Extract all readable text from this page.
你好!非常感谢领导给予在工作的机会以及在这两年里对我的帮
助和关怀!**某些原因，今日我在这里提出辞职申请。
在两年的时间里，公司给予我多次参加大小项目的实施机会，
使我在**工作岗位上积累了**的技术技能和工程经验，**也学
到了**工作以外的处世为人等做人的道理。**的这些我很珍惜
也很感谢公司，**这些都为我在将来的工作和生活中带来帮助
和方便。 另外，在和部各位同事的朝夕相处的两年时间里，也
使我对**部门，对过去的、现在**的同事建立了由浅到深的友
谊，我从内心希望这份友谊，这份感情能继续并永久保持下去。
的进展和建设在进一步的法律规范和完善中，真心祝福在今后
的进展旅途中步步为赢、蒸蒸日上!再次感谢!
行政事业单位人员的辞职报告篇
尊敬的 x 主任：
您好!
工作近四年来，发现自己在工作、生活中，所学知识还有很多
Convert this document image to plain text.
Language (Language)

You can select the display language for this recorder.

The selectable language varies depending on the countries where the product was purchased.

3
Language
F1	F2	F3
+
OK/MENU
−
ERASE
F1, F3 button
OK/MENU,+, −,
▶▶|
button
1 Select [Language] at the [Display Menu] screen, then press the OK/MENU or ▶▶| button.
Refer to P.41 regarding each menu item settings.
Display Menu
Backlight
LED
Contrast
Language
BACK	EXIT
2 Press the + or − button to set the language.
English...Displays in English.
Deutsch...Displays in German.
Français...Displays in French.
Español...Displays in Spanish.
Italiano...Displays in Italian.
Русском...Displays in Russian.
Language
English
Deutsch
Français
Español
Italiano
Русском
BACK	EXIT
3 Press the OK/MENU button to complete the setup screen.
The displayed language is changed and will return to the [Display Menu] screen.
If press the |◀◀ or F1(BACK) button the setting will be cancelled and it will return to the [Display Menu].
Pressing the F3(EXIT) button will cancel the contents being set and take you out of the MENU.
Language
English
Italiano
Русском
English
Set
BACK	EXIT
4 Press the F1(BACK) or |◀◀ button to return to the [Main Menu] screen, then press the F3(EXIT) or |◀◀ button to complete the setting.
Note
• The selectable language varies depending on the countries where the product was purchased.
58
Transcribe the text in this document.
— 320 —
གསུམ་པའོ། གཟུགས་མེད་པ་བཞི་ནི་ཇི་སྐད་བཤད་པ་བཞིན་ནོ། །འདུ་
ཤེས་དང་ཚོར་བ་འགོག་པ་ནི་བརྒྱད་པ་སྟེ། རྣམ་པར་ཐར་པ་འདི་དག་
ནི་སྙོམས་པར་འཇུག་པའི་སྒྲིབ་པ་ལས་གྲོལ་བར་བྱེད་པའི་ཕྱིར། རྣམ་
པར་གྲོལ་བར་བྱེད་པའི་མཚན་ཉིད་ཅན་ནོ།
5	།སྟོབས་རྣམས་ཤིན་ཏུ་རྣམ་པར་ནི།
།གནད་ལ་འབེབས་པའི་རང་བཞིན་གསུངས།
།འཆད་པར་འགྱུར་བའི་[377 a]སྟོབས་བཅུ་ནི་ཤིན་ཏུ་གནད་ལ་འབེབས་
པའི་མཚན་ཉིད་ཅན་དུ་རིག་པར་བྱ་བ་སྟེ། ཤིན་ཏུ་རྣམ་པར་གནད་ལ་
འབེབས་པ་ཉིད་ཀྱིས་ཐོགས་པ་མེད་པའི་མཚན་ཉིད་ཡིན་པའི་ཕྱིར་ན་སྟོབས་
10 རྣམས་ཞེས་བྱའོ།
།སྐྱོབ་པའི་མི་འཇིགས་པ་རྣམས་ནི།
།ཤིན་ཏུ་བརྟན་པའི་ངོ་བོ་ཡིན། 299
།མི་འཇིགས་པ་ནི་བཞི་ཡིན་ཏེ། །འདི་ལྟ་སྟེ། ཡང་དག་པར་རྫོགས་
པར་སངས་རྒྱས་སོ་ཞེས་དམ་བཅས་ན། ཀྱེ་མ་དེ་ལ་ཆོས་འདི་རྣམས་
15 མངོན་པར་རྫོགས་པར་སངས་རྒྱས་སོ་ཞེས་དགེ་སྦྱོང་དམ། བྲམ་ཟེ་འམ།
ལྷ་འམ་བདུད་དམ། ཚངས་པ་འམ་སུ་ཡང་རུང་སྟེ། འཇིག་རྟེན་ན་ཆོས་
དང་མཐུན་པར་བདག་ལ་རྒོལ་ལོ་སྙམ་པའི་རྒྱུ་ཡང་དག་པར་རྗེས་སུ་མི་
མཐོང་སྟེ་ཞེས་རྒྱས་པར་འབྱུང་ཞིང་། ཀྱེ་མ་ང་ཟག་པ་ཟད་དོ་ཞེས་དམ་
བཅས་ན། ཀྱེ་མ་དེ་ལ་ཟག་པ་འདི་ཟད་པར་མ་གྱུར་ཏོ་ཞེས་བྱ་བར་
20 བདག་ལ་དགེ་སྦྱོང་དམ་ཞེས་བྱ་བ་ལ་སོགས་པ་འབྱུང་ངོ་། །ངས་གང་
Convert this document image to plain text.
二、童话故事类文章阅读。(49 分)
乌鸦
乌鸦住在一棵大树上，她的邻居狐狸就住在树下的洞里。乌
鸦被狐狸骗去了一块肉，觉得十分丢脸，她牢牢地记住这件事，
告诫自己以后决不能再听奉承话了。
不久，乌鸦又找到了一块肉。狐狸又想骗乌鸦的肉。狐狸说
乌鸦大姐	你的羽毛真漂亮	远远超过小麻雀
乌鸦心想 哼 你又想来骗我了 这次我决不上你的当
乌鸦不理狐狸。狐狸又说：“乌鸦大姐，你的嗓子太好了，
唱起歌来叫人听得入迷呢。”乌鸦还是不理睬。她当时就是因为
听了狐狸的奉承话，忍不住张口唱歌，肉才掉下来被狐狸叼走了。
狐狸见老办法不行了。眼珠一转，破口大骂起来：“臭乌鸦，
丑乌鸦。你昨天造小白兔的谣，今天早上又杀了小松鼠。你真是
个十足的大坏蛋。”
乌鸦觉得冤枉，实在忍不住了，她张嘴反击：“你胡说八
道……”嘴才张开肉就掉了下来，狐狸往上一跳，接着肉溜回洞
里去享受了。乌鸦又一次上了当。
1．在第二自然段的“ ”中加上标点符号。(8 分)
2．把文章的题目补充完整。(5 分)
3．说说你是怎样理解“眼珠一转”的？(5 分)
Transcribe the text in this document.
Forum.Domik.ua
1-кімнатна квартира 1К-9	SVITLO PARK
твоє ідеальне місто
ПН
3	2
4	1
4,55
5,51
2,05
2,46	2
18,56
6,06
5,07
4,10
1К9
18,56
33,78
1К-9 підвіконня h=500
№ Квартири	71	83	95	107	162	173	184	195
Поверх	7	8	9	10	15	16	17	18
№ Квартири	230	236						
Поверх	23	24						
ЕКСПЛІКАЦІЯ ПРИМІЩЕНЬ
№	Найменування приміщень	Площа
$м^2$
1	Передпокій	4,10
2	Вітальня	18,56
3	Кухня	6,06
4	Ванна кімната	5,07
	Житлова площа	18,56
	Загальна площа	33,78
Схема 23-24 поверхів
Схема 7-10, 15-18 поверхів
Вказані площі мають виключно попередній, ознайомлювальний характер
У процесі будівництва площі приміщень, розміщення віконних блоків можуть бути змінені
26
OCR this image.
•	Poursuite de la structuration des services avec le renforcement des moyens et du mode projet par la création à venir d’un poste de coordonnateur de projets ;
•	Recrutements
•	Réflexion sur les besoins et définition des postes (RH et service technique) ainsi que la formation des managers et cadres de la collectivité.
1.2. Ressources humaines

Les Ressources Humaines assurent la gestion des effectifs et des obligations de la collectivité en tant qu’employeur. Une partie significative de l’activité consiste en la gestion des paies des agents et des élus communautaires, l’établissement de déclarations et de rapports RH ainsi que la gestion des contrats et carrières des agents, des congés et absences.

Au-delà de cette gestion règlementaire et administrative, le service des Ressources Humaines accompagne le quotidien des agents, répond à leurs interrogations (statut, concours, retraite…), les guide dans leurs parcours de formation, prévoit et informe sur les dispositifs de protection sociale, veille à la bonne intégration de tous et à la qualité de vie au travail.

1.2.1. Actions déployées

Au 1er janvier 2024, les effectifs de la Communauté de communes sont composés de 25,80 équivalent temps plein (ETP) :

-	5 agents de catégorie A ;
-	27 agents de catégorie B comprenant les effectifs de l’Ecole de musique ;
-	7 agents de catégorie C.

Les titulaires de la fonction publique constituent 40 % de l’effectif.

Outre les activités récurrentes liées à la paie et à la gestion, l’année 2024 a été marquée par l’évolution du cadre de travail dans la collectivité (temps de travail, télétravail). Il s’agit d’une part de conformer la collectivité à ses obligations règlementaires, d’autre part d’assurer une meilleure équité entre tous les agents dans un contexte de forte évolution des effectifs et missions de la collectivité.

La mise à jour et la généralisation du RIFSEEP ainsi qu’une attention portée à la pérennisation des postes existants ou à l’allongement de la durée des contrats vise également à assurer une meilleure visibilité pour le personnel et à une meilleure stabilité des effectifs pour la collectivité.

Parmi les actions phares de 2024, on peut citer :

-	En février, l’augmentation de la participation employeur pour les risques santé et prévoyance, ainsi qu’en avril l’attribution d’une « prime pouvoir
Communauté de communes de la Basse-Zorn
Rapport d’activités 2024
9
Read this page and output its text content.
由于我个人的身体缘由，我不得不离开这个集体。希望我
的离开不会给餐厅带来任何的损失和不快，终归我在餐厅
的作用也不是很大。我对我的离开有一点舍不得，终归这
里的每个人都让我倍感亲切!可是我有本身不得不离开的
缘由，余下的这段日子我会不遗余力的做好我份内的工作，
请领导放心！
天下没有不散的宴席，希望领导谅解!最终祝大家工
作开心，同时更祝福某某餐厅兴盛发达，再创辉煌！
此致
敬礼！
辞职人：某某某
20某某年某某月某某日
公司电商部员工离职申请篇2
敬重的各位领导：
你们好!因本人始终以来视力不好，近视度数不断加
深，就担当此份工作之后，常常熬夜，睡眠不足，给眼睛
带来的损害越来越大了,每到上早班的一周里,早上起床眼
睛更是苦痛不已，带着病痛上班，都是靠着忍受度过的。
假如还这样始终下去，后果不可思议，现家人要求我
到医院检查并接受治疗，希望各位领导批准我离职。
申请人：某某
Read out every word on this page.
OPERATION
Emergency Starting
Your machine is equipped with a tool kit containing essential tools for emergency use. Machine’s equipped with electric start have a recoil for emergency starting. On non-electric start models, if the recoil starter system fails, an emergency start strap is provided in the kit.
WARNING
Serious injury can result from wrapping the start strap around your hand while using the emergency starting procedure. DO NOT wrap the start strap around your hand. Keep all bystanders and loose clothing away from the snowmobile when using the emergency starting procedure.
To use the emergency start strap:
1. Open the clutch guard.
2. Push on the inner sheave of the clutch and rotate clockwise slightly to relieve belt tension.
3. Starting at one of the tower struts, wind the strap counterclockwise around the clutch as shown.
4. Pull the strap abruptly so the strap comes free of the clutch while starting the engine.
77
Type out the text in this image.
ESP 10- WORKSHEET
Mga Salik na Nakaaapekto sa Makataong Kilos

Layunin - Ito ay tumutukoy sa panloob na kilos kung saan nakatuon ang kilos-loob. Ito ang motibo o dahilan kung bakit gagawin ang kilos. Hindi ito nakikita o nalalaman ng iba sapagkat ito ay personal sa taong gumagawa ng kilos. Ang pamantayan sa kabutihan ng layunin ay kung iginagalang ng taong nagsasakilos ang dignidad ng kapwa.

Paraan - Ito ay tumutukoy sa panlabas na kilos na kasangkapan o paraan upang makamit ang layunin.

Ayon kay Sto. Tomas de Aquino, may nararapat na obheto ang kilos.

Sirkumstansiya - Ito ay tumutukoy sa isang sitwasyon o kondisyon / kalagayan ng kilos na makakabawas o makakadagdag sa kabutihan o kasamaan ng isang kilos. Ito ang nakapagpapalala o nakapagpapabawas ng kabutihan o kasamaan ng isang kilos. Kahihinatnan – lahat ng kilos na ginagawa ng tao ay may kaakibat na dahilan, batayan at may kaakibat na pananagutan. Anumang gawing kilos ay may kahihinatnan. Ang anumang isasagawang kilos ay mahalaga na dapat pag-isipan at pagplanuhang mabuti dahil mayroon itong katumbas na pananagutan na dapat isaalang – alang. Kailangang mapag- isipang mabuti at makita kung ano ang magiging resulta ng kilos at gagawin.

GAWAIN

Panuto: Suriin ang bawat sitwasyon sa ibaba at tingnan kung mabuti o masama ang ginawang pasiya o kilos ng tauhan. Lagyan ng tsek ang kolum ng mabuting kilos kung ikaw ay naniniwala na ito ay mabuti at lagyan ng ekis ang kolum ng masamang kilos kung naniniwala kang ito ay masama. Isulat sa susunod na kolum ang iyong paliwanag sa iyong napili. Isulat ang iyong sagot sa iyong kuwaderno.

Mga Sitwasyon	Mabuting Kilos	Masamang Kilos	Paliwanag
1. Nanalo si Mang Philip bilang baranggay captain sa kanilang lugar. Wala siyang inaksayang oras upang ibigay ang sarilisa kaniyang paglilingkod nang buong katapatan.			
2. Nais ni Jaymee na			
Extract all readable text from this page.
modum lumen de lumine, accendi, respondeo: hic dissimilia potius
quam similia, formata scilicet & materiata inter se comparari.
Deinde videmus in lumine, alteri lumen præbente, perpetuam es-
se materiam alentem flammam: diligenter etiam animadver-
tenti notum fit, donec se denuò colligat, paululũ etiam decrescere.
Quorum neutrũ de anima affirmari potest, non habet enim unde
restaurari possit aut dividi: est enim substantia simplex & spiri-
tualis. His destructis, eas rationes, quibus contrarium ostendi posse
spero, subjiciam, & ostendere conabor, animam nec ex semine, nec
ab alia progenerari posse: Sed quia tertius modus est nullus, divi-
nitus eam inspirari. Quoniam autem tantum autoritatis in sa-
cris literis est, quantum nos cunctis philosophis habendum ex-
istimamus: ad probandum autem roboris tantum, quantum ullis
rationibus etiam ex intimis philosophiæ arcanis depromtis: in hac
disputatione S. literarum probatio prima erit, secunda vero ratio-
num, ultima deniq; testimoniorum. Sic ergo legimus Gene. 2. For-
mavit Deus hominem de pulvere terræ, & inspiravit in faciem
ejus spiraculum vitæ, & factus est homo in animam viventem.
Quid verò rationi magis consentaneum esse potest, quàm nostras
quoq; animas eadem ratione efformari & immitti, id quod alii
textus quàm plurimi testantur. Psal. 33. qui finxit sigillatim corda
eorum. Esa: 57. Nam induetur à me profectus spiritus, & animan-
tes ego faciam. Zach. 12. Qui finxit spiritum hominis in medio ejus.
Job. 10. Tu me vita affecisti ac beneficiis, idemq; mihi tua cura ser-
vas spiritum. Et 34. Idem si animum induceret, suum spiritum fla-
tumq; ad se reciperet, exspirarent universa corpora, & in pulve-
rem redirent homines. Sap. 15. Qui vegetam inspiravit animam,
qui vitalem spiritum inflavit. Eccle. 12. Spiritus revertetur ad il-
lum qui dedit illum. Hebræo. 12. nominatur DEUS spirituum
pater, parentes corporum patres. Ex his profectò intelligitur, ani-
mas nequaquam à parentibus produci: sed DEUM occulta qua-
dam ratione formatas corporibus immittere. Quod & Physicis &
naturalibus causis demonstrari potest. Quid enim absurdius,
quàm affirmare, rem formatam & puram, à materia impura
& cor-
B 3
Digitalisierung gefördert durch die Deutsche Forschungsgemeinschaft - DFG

----

WORK INSTRUCTIONS>
Where a line holds the string "autem", copy that line.

ANSWER TO THIS TASK>
nitus eam inspirari. Quoniam autem tantum autoritatis in sa-
istimamus: ad probandum autem roboris tantum, quantum ullis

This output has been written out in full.